Every record must be repeated exactly; omit any pictures they contain.
* BEGIN THE DATA *
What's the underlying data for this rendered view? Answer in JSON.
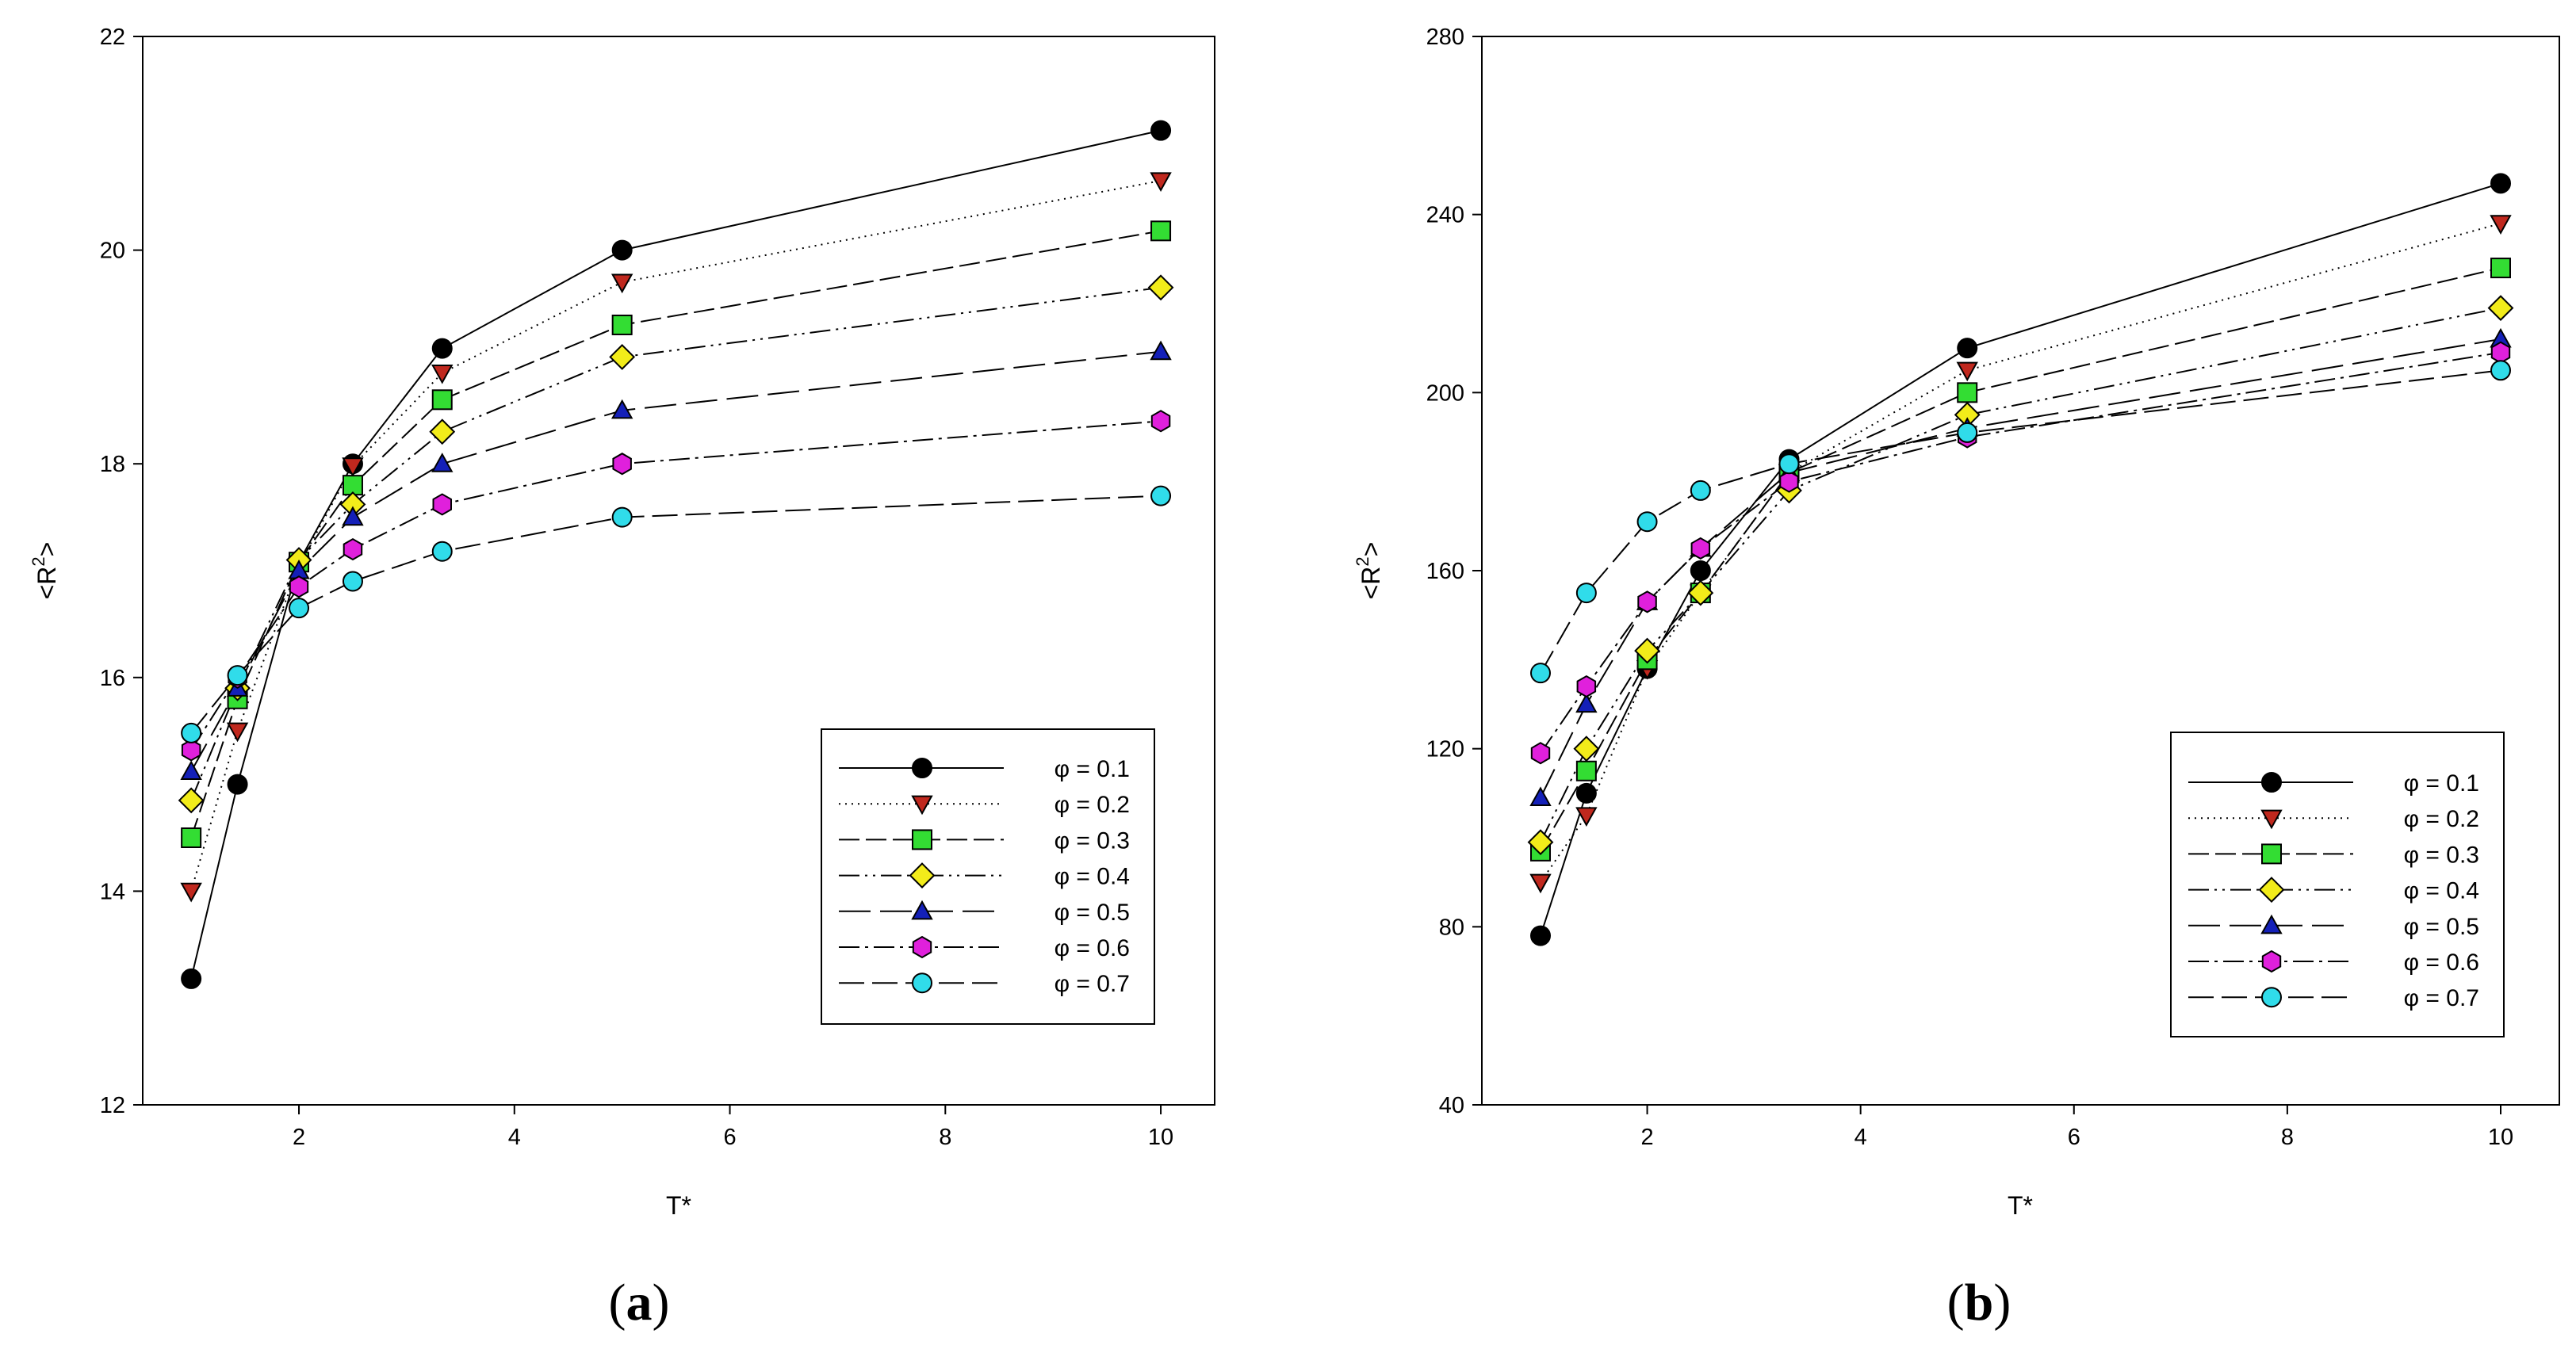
{
  "chart_data": [
    {
      "type": "line",
      "panel_label_prefix": "(",
      "panel_label_letter": "a",
      "panel_label_suffix": ")",
      "xlabel": "T*",
      "ylabel_prefix": "<R",
      "ylabel_sup": "2",
      "ylabel_suffix": ">",
      "xlim": [
        0.55,
        10.5
      ],
      "ylim": [
        12,
        22
      ],
      "x_ticks": [
        2,
        4,
        6,
        8,
        10
      ],
      "y_ticks": [
        12,
        14,
        16,
        18,
        20,
        22
      ],
      "x_tick_labels": [
        "2",
        "4",
        "6",
        "8",
        "10"
      ],
      "y_tick_labels": [
        "12",
        "14",
        "16",
        "18",
        "20",
        "22"
      ],
      "x": [
        1.0,
        1.43,
        2.0,
        2.5,
        3.33,
        5.0,
        10.0
      ],
      "legend_position": "lower-right",
      "series": [
        {
          "name": "φ = 0.1",
          "values": [
            13.18,
            15.0,
            17.08,
            18.0,
            19.08,
            20.0,
            21.12
          ]
        },
        {
          "name": "φ = 0.2",
          "values": [
            14.0,
            15.5,
            17.05,
            17.98,
            18.85,
            19.7,
            20.65
          ]
        },
        {
          "name": "φ = 0.3",
          "values": [
            14.5,
            15.8,
            17.08,
            17.8,
            18.6,
            19.3,
            20.18
          ]
        },
        {
          "name": "φ = 0.4",
          "values": [
            14.85,
            15.9,
            17.1,
            17.62,
            18.3,
            19.0,
            19.65
          ]
        },
        {
          "name": "φ = 0.5",
          "values": [
            15.12,
            15.9,
            17.0,
            17.5,
            18.0,
            18.5,
            19.05
          ]
        },
        {
          "name": "φ = 0.6",
          "values": [
            15.32,
            16.0,
            16.85,
            17.2,
            17.62,
            18.0,
            18.4
          ]
        },
        {
          "name": "φ = 0.7",
          "values": [
            15.48,
            16.02,
            16.65,
            16.9,
            17.18,
            17.5,
            17.7
          ]
        }
      ]
    },
    {
      "type": "line",
      "panel_label_prefix": "(",
      "panel_label_letter": "b",
      "panel_label_suffix": ")",
      "xlabel": "T*",
      "ylabel_prefix": "<R",
      "ylabel_sup": "2",
      "ylabel_suffix": ">",
      "xlim": [
        0.45,
        10.55
      ],
      "ylim": [
        40,
        280
      ],
      "x_ticks": [
        2,
        4,
        6,
        8,
        10
      ],
      "y_ticks": [
        40,
        80,
        120,
        160,
        200,
        240,
        280
      ],
      "x_tick_labels": [
        "2",
        "4",
        "6",
        "8",
        "10"
      ],
      "y_tick_labels": [
        "40",
        "80",
        "120",
        "160",
        "200",
        "240",
        "280"
      ],
      "x": [
        1.0,
        1.43,
        2.0,
        2.5,
        3.33,
        5.0,
        10.0
      ],
      "legend_position": "lower-right",
      "series": [
        {
          "name": "φ = 0.1",
          "values": [
            78,
            110,
            138,
            160,
            185,
            210,
            247
          ]
        },
        {
          "name": "φ = 0.2",
          "values": [
            90,
            105,
            138,
            155,
            182,
            205,
            238
          ]
        },
        {
          "name": "φ = 0.3",
          "values": [
            97,
            115,
            140,
            155,
            182,
            200,
            228
          ]
        },
        {
          "name": "φ = 0.4",
          "values": [
            99,
            120,
            142,
            155,
            178,
            195,
            219
          ]
        },
        {
          "name": "φ = 0.5",
          "values": [
            109,
            130,
            153,
            165,
            182,
            192,
            212
          ]
        },
        {
          "name": "φ = 0.6",
          "values": [
            119,
            134,
            153,
            165,
            180,
            190,
            209
          ]
        },
        {
          "name": "φ = 0.7",
          "values": [
            137,
            155,
            171,
            178,
            184,
            191,
            205
          ]
        }
      ]
    }
  ],
  "series_styles": [
    {
      "marker": "circle",
      "color": "#000000",
      "dash": "none"
    },
    {
      "marker": "triangle-down",
      "color": "#c0281e",
      "dash": "2 6"
    },
    {
      "marker": "square",
      "color": "#33dd33",
      "dash": "26 8"
    },
    {
      "marker": "diamond",
      "color": "#f2ec1a",
      "dash": "26 7 3 7 3 7"
    },
    {
      "marker": "triangle-up",
      "color": "#1420b8",
      "dash": "40 12"
    },
    {
      "marker": "hexagon",
      "color": "#e020dc",
      "dash": "26 7 4 7"
    },
    {
      "marker": "circle",
      "color": "#30dcea",
      "dash": "32 10"
    }
  ]
}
* END THE DATA *
[CORRECT RESPONSE]
What's the underlying data for this rendered view? Answer in JSON.
{
  "chart_data": [
    {
      "type": "line",
      "panel_label_prefix": "(",
      "panel_label_letter": "a",
      "panel_label_suffix": ")",
      "xlabel": "T*",
      "ylabel_prefix": "<R",
      "ylabel_sup": "2",
      "ylabel_suffix": ">",
      "xlim": [
        0.55,
        10.5
      ],
      "ylim": [
        12,
        22
      ],
      "x_ticks": [
        2,
        4,
        6,
        8,
        10
      ],
      "y_ticks": [
        12,
        14,
        16,
        18,
        20,
        22
      ],
      "x_tick_labels": [
        "2",
        "4",
        "6",
        "8",
        "10"
      ],
      "y_tick_labels": [
        "12",
        "14",
        "16",
        "18",
        "20",
        "22"
      ],
      "x": [
        1.0,
        1.43,
        2.0,
        2.5,
        3.33,
        5.0,
        10.0
      ],
      "legend_position": "lower-right",
      "series": [
        {
          "name": "φ = 0.1",
          "values": [
            13.18,
            15.0,
            17.08,
            18.0,
            19.08,
            20.0,
            21.12
          ]
        },
        {
          "name": "φ = 0.2",
          "values": [
            14.0,
            15.5,
            17.05,
            17.98,
            18.85,
            19.7,
            20.65
          ]
        },
        {
          "name": "φ = 0.3",
          "values": [
            14.5,
            15.8,
            17.08,
            17.8,
            18.6,
            19.3,
            20.18
          ]
        },
        {
          "name": "φ = 0.4",
          "values": [
            14.85,
            15.9,
            17.1,
            17.62,
            18.3,
            19.0,
            19.65
          ]
        },
        {
          "name": "φ = 0.5",
          "values": [
            15.12,
            15.9,
            17.0,
            17.5,
            18.0,
            18.5,
            19.05
          ]
        },
        {
          "name": "φ = 0.6",
          "values": [
            15.32,
            16.0,
            16.85,
            17.2,
            17.62,
            18.0,
            18.4
          ]
        },
        {
          "name": "φ = 0.7",
          "values": [
            15.48,
            16.02,
            16.65,
            16.9,
            17.18,
            17.5,
            17.7
          ]
        }
      ]
    },
    {
      "type": "line",
      "panel_label_prefix": "(",
      "panel_label_letter": "b",
      "panel_label_suffix": ")",
      "xlabel": "T*",
      "ylabel_prefix": "<R",
      "ylabel_sup": "2",
      "ylabel_suffix": ">",
      "xlim": [
        0.45,
        10.55
      ],
      "ylim": [
        40,
        280
      ],
      "x_ticks": [
        2,
        4,
        6,
        8,
        10
      ],
      "y_ticks": [
        40,
        80,
        120,
        160,
        200,
        240,
        280
      ],
      "x_tick_labels": [
        "2",
        "4",
        "6",
        "8",
        "10"
      ],
      "y_tick_labels": [
        "40",
        "80",
        "120",
        "160",
        "200",
        "240",
        "280"
      ],
      "x": [
        1.0,
        1.43,
        2.0,
        2.5,
        3.33,
        5.0,
        10.0
      ],
      "legend_position": "lower-right",
      "series": [
        {
          "name": "φ = 0.1",
          "values": [
            78,
            110,
            138,
            160,
            185,
            210,
            247
          ]
        },
        {
          "name": "φ = 0.2",
          "values": [
            90,
            105,
            138,
            155,
            182,
            205,
            238
          ]
        },
        {
          "name": "φ = 0.3",
          "values": [
            97,
            115,
            140,
            155,
            182,
            200,
            228
          ]
        },
        {
          "name": "φ = 0.4",
          "values": [
            99,
            120,
            142,
            155,
            178,
            195,
            219
          ]
        },
        {
          "name": "φ = 0.5",
          "values": [
            109,
            130,
            153,
            165,
            182,
            192,
            212
          ]
        },
        {
          "name": "φ = 0.6",
          "values": [
            119,
            134,
            153,
            165,
            180,
            190,
            209
          ]
        },
        {
          "name": "φ = 0.7",
          "values": [
            137,
            155,
            171,
            178,
            184,
            191,
            205
          ]
        }
      ]
    }
  ],
  "series_styles": [
    {
      "marker": "circle",
      "color": "#000000",
      "dash": "none"
    },
    {
      "marker": "triangle-down",
      "color": "#c0281e",
      "dash": "2 6"
    },
    {
      "marker": "square",
      "color": "#33dd33",
      "dash": "26 8"
    },
    {
      "marker": "diamond",
      "color": "#f2ec1a",
      "dash": "26 7 3 7 3 7"
    },
    {
      "marker": "triangle-up",
      "color": "#1420b8",
      "dash": "40 12"
    },
    {
      "marker": "hexagon",
      "color": "#e020dc",
      "dash": "26 7 4 7"
    },
    {
      "marker": "circle",
      "color": "#30dcea",
      "dash": "32 10"
    }
  ]
}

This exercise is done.